# Start of RAW RECORDS
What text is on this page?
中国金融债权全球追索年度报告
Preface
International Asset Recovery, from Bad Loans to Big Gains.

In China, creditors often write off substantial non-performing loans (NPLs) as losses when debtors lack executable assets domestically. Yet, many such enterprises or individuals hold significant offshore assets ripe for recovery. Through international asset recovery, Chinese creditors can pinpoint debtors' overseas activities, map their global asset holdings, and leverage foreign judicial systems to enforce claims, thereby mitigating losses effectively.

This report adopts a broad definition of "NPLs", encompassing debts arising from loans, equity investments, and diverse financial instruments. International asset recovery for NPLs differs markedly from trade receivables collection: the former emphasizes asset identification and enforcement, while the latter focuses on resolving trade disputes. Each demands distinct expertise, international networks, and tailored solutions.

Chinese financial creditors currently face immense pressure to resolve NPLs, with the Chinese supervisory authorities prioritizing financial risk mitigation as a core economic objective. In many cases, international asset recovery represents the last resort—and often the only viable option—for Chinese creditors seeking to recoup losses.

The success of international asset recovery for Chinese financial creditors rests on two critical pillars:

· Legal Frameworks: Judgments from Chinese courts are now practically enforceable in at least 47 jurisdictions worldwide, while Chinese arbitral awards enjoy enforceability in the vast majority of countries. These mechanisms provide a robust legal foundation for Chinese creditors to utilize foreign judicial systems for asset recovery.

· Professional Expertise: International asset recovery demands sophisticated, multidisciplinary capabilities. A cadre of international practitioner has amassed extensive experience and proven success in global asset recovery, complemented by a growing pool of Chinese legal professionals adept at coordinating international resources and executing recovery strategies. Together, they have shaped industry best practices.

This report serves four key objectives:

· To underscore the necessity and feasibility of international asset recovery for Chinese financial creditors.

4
# End of RAW RECORDS
→ **EXERCISE OBJECTIVE**:
Reproduce each entry from the records above, character for character.

→ **COMPLETE RESPONSE**:
What text is on this page?
中国金融债权全球追索年度报告
Preface
International Asset Recovery, from Bad Loans to Big Gains.

In China, creditors often write off substantial non-performing loans (NPLs) as losses when debtors lack executable assets domestically. Yet, many such enterprises or individuals hold significant offshore assets ripe for recovery. Through international asset recovery, Chinese creditors can pinpoint debtors' overseas activities, map their global asset holdings, and leverage foreign judicial systems to enforce claims, thereby mitigating losses effectively.

This report adopts a broad definition of "NPLs", encompassing debts arising from loans, equity investments, and diverse financial instruments. International asset recovery for NPLs differs markedly from trade receivables collection: the former emphasizes asset identification and enforcement, while the latter focuses on resolving trade disputes. Each demands distinct expertise, international networks, and tailored solutions.

Chinese financial creditors currently face immense pressure to resolve NPLs, with the Chinese supervisory authorities prioritizing financial risk mitigation as a core economic objective. In many cases, international asset recovery represents the last resort—and often the only viable option—for Chinese creditors seeking to recoup losses.

The success of international asset recovery for Chinese financial creditors rests on two critical pillars:

· Legal Frameworks: Judgments from Chinese courts are now practically enforceable in at least 47 jurisdictions worldwide, while Chinese arbitral awards enjoy enforceability in the vast majority of countries. These mechanisms provide a robust legal foundation for Chinese creditors to utilize foreign judicial systems for asset recovery.

· Professional Expertise: International asset recovery demands sophisticated, multidisciplinary capabilities. A cadre of international practitioner has amassed extensive experience and proven success in global asset recovery, complemented by a growing pool of Chinese legal professionals adept at coordinating international resources and executing recovery strategies. Together, they have shaped industry best practices.

This report serves four key objectives:

· To underscore the necessity and feasibility of international asset recovery for Chinese financial creditors.

4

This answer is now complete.